— Set task —
Restate every line of the material, word for word.

Stored data:
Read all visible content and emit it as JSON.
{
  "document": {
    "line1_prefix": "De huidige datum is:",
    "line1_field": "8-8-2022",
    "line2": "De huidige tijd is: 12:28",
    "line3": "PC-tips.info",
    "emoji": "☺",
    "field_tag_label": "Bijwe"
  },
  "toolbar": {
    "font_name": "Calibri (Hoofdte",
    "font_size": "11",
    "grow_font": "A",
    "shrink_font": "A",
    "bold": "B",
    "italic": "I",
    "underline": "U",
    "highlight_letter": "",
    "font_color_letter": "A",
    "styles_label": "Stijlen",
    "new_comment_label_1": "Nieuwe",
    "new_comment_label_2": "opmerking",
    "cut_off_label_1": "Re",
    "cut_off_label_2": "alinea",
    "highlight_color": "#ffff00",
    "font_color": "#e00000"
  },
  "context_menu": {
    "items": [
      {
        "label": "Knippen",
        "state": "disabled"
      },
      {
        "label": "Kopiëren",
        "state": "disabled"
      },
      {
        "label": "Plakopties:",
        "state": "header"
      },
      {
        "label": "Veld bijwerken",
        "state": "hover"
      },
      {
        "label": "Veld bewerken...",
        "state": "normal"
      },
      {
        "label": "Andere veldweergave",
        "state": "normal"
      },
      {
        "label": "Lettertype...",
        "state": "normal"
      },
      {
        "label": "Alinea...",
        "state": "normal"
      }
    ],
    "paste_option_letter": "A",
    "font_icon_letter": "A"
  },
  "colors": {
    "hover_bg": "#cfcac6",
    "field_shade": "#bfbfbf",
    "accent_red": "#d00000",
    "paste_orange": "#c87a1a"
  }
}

— Solved exercise —
Read all visible content and emit it as JSON.
{
  "document": {
    "line1_prefix": "De huidige datum is:",
    "line1_field": "8-8-2022",
    "line2": "De huidige tijd is: 12:28",
    "line3": "PC-tips.info",
    "emoji": "☺",
    "field_tag_label": "Bijwe"
  },
  "toolbar": {
    "font_name": "Calibri (Hoofdte",
    "font_size": "11",
    "grow_font": "A",
    "shrink_font": "A",
    "bold": "B",
    "italic": "I",
    "underline": "U",
    "highlight_letter": "",
    "font_color_letter": "A",
    "styles_label": "Stijlen",
    "new_comment_label_1": "Nieuwe",
    "new_comment_label_2": "opmerking",
    "cut_off_label_1": "Re",
    "cut_off_label_2": "alinea",
    "highlight_color": "#ffff00",
    "font_color": "#e00000"
  },
  "context_menu": {
    "items": [
      {
        "label": "Knippen",
        "state": "disabled"
      },
      {
        "label": "Kopiëren",
        "state": "disabled"
      },
      {
        "label": "Plakopties:",
        "state": "header"
      },
      {
        "label": "Veld bijwerken",
        "state": "hover"
      },
      {
        "label": "Veld bewerken...",
        "state": "normal"
      },
      {
        "label": "Andere veldweergave",
        "state": "normal"
      },
      {
        "label": "Lettertype...",
        "state": "normal"
      },
      {
        "label": "Alinea...",
        "state": "normal"
      }
    ],
    "paste_option_letter": "A",
    "font_icon_letter": "A"
  },
  "colors": {
    "hover_bg": "#cfcac6",
    "field_shade": "#bfbfbf",
    "accent_red": "#d00000",
    "paste_orange": "#c87a1a"
  }
}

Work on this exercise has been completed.